- EXERCISE: Each line below with the word "JSON" needs to be copied.

- DATASET:
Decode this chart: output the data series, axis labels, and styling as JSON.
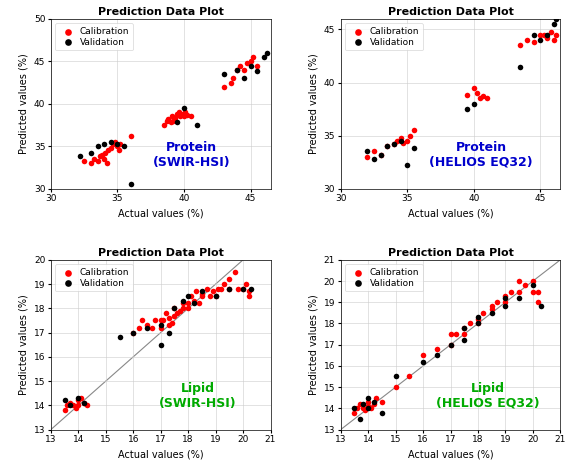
{
  "title": "Prediction Data Plot",
  "xlabel": "Actual values (%)",
  "ylabel": "Predicted values (%)",
  "protein_swir_cal_x": [
    32.5,
    33.0,
    33.2,
    33.5,
    33.7,
    33.8,
    34.0,
    34.1,
    34.2,
    34.3,
    34.5,
    34.7,
    34.8,
    35.0,
    35.1,
    35.2,
    36.0,
    38.5,
    38.7,
    38.8,
    39.0,
    39.1,
    39.2,
    39.3,
    39.5,
    39.6,
    39.7,
    39.8,
    40.0,
    40.1,
    40.2,
    40.5,
    43.0,
    43.5,
    43.7,
    44.0,
    44.2,
    44.5,
    44.7,
    45.0,
    45.2,
    45.5
  ],
  "protein_swir_cal_y": [
    33.2,
    33.0,
    33.5,
    33.2,
    33.8,
    34.0,
    33.5,
    34.2,
    33.0,
    34.5,
    34.8,
    35.2,
    35.5,
    35.0,
    34.5,
    35.3,
    36.2,
    37.5,
    38.0,
    38.2,
    37.8,
    38.5,
    38.0,
    38.3,
    38.8,
    39.0,
    38.5,
    38.8,
    38.5,
    39.0,
    38.7,
    38.5,
    42.0,
    42.5,
    43.0,
    44.0,
    44.5,
    44.0,
    44.8,
    45.0,
    45.5,
    44.5
  ],
  "protein_swir_val_x": [
    32.2,
    33.0,
    33.5,
    34.0,
    34.5,
    35.0,
    35.5,
    36.0,
    39.5,
    40.0,
    41.0,
    43.0,
    44.0,
    44.5,
    45.0,
    45.5,
    46.0,
    46.2
  ],
  "protein_swir_val_y": [
    33.8,
    34.2,
    35.0,
    35.2,
    35.5,
    35.3,
    35.0,
    30.5,
    37.8,
    39.5,
    37.5,
    43.5,
    44.0,
    43.0,
    44.5,
    43.8,
    45.5,
    46.0
  ],
  "protein_helios_cal_x": [
    32.0,
    32.5,
    33.0,
    33.5,
    34.0,
    34.2,
    34.5,
    34.7,
    35.0,
    35.2,
    35.5,
    39.5,
    40.0,
    40.2,
    40.5,
    40.7,
    41.0,
    43.5,
    44.0,
    44.5,
    45.0,
    45.3,
    45.5,
    45.8,
    46.0,
    46.2
  ],
  "protein_helios_cal_y": [
    33.0,
    33.5,
    33.2,
    34.0,
    34.2,
    34.5,
    34.8,
    34.3,
    34.5,
    35.0,
    35.5,
    38.8,
    39.5,
    39.0,
    38.5,
    38.7,
    38.5,
    43.5,
    44.0,
    43.8,
    44.5,
    44.5,
    44.2,
    44.8,
    44.0,
    44.5
  ],
  "protein_helios_val_x": [
    32.0,
    32.5,
    33.0,
    33.5,
    34.0,
    34.5,
    35.0,
    35.5,
    39.5,
    40.0,
    43.5,
    44.5,
    45.0,
    45.5,
    46.0,
    46.2
  ],
  "protein_helios_val_y": [
    33.5,
    32.8,
    33.2,
    34.0,
    34.2,
    34.5,
    32.2,
    33.8,
    37.5,
    38.0,
    41.5,
    44.5,
    44.0,
    44.5,
    45.5,
    46.0
  ],
  "lipid_swir_cal_x": [
    13.5,
    13.6,
    13.7,
    13.8,
    13.9,
    14.0,
    14.0,
    14.1,
    14.2,
    14.3,
    16.0,
    16.2,
    16.3,
    16.5,
    16.7,
    16.8,
    17.0,
    17.0,
    17.1,
    17.2,
    17.3,
    17.3,
    17.4,
    17.5,
    17.5,
    17.6,
    17.7,
    17.8,
    17.8,
    18.0,
    18.0,
    18.1,
    18.2,
    18.3,
    18.4,
    18.5,
    18.5,
    18.7,
    18.8,
    18.9,
    19.0,
    19.1,
    19.2,
    19.3,
    19.5,
    19.5,
    19.7,
    19.8,
    20.0,
    20.1,
    20.2,
    20.2
  ],
  "lipid_swir_cal_y": [
    13.8,
    14.0,
    14.1,
    14.0,
    13.9,
    14.2,
    14.0,
    14.3,
    14.1,
    14.0,
    17.0,
    17.2,
    17.5,
    17.3,
    17.2,
    17.5,
    17.2,
    17.5,
    17.5,
    17.8,
    17.3,
    17.6,
    17.4,
    18.0,
    17.7,
    17.8,
    17.9,
    18.0,
    18.2,
    18.0,
    18.2,
    18.5,
    18.3,
    18.7,
    18.2,
    18.5,
    18.6,
    18.8,
    18.5,
    18.7,
    18.5,
    18.8,
    18.8,
    19.0,
    18.8,
    19.2,
    19.5,
    18.8,
    18.8,
    19.0,
    18.5,
    18.7
  ],
  "lipid_swir_val_x": [
    13.5,
    13.7,
    14.0,
    14.2,
    15.5,
    16.0,
    16.5,
    17.0,
    17.0,
    17.3,
    17.5,
    17.8,
    18.0,
    18.2,
    18.5,
    19.0,
    19.5,
    20.0,
    20.3
  ],
  "lipid_swir_val_y": [
    14.2,
    14.0,
    14.3,
    14.1,
    16.8,
    17.0,
    17.2,
    16.5,
    17.3,
    17.0,
    18.0,
    18.3,
    18.5,
    18.2,
    18.7,
    18.5,
    18.8,
    18.8,
    18.8
  ],
  "lipid_helios_cal_x": [
    13.5,
    13.6,
    13.7,
    13.8,
    13.9,
    14.0,
    14.0,
    14.1,
    14.2,
    14.3,
    14.5,
    15.0,
    15.5,
    16.0,
    16.5,
    17.0,
    17.0,
    17.2,
    17.5,
    17.5,
    17.7,
    18.0,
    18.0,
    18.2,
    18.5,
    18.5,
    18.7,
    19.0,
    19.0,
    19.2,
    19.5,
    19.5,
    19.7,
    20.0,
    20.0,
    20.2,
    20.2
  ],
  "lipid_helios_cal_y": [
    13.8,
    14.0,
    14.2,
    14.0,
    13.9,
    14.3,
    14.1,
    14.0,
    14.2,
    14.5,
    14.3,
    15.0,
    15.5,
    16.5,
    16.8,
    17.0,
    17.5,
    17.5,
    17.5,
    17.8,
    18.0,
    18.0,
    18.2,
    18.5,
    18.7,
    18.8,
    19.0,
    19.0,
    19.3,
    19.5,
    19.5,
    20.0,
    19.8,
    19.5,
    20.0,
    19.5,
    19.0
  ],
  "lipid_helios_val_x": [
    13.5,
    13.7,
    13.8,
    14.0,
    14.0,
    14.2,
    14.5,
    15.0,
    16.0,
    16.5,
    17.0,
    17.5,
    17.5,
    18.0,
    18.0,
    18.5,
    19.0,
    19.0,
    19.5,
    20.0,
    20.3
  ],
  "lipid_helios_val_y": [
    14.0,
    13.5,
    14.2,
    14.5,
    14.0,
    14.3,
    13.8,
    15.5,
    16.2,
    16.5,
    17.0,
    17.2,
    17.8,
    18.0,
    18.3,
    18.5,
    18.8,
    19.2,
    19.2,
    19.8,
    18.8
  ],
  "cal_color": "#ff0000",
  "val_color": "#000000",
  "protein_label_color": "#0000cc",
  "lipid_label_color": "#00aa00",
  "p1_xlim": [
    30,
    46.5
  ],
  "p1_ylim": [
    30,
    50
  ],
  "p1_xticks": [
    30,
    35,
    40,
    45
  ],
  "p1_yticks": [
    30,
    35,
    40,
    45,
    50
  ],
  "p2_xlim": [
    30,
    46.5
  ],
  "p2_ylim": [
    30,
    46
  ],
  "p2_xticks": [
    30,
    35,
    40,
    45
  ],
  "p2_yticks": [
    30,
    35,
    40,
    45
  ],
  "l1_xlim": [
    13,
    21
  ],
  "l1_ylim": [
    13,
    20
  ],
  "l1_xticks": [
    13,
    14,
    15,
    16,
    17,
    18,
    19,
    20,
    21
  ],
  "l1_yticks": [
    13,
    14,
    15,
    16,
    17,
    18,
    19,
    20
  ],
  "l2_xlim": [
    13,
    21
  ],
  "l2_ylim": [
    13,
    21
  ],
  "l2_xticks": [
    13,
    14,
    15,
    16,
    17,
    18,
    19,
    20,
    21
  ],
  "l2_yticks": [
    13,
    14,
    15,
    16,
    17,
    18,
    19,
    20,
    21
  ],
  "marker_size": 4,
  "title_fontsize": 8,
  "label_fontsize": 7,
  "tick_fontsize": 6.5,
  "legend_fontsize": 6.5,
  "annot_fontsize": 9
}
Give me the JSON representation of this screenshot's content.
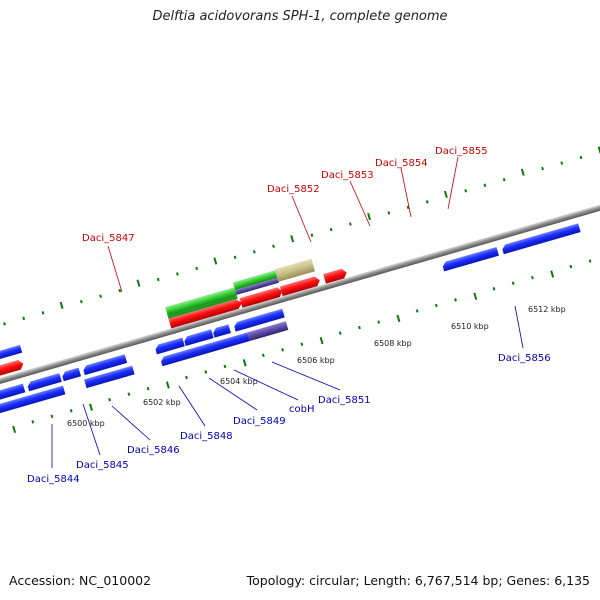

- EXERCISE OUTPUT:
Decode this chart: output the data series, axis labels, and styling as JSON.
Give me the JSON representation of this screenshot's content.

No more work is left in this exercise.